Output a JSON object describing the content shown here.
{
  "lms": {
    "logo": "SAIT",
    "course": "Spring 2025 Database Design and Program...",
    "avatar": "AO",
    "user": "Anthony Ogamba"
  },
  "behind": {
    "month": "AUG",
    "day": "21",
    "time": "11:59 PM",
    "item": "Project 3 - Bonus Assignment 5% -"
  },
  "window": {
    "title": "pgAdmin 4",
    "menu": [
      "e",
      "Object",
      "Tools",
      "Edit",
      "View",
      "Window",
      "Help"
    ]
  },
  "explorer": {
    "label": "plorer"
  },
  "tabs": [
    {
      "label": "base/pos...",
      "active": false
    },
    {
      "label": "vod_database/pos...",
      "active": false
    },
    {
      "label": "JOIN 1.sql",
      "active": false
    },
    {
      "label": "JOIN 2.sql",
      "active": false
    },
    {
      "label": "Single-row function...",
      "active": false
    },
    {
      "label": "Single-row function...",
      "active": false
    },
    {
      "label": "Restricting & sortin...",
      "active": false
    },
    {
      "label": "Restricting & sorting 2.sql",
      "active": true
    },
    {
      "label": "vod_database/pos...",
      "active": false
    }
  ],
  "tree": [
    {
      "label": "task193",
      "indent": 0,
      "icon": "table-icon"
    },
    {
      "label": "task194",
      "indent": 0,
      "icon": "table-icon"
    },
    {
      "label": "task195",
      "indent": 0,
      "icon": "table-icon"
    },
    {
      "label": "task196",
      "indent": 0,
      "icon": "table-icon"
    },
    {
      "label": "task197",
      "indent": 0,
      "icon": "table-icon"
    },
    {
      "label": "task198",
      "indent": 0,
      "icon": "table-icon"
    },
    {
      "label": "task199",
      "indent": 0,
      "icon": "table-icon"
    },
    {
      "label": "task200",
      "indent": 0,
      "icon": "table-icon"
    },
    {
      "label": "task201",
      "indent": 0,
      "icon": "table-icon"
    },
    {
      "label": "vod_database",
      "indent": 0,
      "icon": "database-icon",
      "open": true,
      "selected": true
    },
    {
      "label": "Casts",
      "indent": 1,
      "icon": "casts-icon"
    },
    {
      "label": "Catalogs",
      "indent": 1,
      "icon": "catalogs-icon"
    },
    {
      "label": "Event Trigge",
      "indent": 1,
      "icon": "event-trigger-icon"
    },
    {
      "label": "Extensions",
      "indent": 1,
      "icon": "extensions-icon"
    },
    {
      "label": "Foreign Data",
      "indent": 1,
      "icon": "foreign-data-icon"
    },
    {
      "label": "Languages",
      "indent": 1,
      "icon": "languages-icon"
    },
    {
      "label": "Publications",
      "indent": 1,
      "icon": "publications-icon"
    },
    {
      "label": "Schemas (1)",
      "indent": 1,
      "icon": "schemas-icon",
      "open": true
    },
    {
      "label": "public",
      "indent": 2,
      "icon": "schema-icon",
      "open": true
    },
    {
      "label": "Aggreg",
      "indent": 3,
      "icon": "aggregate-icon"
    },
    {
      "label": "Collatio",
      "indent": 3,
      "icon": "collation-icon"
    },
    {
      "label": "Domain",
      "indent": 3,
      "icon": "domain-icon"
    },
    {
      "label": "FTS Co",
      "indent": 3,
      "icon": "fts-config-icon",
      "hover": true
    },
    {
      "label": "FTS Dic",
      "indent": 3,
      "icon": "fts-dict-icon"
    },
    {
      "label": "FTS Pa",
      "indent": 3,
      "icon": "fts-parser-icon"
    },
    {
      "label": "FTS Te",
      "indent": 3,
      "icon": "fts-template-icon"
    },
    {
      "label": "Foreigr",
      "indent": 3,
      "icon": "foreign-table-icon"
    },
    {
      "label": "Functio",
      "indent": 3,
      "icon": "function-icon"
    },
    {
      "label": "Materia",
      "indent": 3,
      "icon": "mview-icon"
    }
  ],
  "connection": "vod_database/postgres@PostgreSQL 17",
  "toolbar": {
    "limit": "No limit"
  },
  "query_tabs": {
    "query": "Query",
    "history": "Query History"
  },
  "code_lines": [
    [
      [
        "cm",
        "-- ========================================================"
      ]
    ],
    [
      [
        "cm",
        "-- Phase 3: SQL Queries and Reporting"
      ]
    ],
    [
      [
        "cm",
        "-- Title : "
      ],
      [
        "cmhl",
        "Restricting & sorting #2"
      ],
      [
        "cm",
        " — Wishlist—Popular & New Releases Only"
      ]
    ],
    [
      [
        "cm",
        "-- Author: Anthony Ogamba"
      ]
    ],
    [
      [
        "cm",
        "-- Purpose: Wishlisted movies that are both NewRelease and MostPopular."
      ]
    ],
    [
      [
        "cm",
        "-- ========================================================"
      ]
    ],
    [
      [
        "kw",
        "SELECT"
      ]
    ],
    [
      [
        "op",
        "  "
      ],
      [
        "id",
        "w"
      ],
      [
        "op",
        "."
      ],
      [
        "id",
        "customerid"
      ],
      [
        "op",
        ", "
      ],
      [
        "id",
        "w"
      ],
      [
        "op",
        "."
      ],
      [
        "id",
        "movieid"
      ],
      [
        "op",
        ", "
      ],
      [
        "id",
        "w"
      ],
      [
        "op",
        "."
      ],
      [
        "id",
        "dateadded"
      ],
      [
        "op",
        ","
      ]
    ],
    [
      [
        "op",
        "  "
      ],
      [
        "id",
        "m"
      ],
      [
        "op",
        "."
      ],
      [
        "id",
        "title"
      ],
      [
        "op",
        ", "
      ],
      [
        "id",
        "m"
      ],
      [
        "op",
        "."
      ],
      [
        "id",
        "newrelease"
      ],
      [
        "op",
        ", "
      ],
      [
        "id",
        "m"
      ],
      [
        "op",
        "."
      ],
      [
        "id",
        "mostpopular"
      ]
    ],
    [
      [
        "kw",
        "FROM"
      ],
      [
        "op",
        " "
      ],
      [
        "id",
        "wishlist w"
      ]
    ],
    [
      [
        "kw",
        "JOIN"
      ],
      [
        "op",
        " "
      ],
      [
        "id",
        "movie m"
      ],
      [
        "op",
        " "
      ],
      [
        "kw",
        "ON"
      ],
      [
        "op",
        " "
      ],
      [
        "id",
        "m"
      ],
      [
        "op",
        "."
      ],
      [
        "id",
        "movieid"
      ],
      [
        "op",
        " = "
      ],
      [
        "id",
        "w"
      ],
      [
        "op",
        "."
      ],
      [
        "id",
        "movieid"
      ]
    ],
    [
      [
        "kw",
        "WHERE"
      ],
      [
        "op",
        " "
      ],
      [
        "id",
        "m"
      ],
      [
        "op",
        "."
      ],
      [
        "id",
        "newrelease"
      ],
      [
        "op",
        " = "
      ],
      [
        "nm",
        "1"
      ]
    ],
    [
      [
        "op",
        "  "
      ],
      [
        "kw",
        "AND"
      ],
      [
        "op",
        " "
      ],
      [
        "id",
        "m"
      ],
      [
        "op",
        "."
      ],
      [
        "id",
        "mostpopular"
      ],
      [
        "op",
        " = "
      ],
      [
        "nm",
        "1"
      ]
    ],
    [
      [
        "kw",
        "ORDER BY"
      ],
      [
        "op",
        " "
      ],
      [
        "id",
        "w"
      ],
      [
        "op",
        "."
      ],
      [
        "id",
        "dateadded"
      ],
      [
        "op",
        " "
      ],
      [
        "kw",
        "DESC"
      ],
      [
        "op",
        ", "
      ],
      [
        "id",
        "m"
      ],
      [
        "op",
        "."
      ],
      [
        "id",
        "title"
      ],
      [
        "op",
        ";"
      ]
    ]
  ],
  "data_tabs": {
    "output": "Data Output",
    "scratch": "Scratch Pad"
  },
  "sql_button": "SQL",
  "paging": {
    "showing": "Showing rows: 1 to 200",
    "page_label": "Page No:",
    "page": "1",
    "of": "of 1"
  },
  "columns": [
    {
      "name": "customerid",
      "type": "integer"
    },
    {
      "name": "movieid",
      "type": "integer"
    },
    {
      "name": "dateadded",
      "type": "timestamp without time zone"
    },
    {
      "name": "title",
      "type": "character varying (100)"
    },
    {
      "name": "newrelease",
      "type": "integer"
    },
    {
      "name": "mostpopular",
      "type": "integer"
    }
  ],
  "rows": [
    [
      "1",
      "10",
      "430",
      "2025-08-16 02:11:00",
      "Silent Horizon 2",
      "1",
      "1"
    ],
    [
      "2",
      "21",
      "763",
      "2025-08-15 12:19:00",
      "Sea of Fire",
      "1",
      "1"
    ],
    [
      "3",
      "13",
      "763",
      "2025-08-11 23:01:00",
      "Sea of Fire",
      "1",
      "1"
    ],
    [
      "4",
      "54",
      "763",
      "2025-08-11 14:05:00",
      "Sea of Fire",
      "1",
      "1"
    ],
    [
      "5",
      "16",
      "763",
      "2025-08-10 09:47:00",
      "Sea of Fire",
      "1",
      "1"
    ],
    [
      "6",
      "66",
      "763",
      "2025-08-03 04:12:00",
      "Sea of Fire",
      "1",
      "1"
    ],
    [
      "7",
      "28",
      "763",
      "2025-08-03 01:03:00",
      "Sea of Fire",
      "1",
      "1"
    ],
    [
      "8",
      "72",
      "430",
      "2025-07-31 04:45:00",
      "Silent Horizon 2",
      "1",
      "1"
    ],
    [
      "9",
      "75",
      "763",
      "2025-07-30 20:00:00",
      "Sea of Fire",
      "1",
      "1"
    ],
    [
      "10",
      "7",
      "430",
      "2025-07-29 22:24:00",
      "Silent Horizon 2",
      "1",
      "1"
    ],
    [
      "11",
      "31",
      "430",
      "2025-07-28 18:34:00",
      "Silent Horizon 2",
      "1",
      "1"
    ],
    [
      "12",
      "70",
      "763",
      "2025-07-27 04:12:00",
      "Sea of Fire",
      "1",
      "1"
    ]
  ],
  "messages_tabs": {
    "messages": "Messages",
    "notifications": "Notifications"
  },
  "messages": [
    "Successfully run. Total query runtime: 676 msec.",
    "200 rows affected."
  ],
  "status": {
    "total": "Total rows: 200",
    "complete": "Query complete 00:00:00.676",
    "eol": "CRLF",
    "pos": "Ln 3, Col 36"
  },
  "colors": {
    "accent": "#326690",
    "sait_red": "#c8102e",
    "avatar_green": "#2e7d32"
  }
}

★ ★ ★

§ The exercise
Read the entries and show each line that mentions "Ogamba".

§ Task solution
    "user": "Anthony Ogamba"
        "-- Author: Anthony Ogamba"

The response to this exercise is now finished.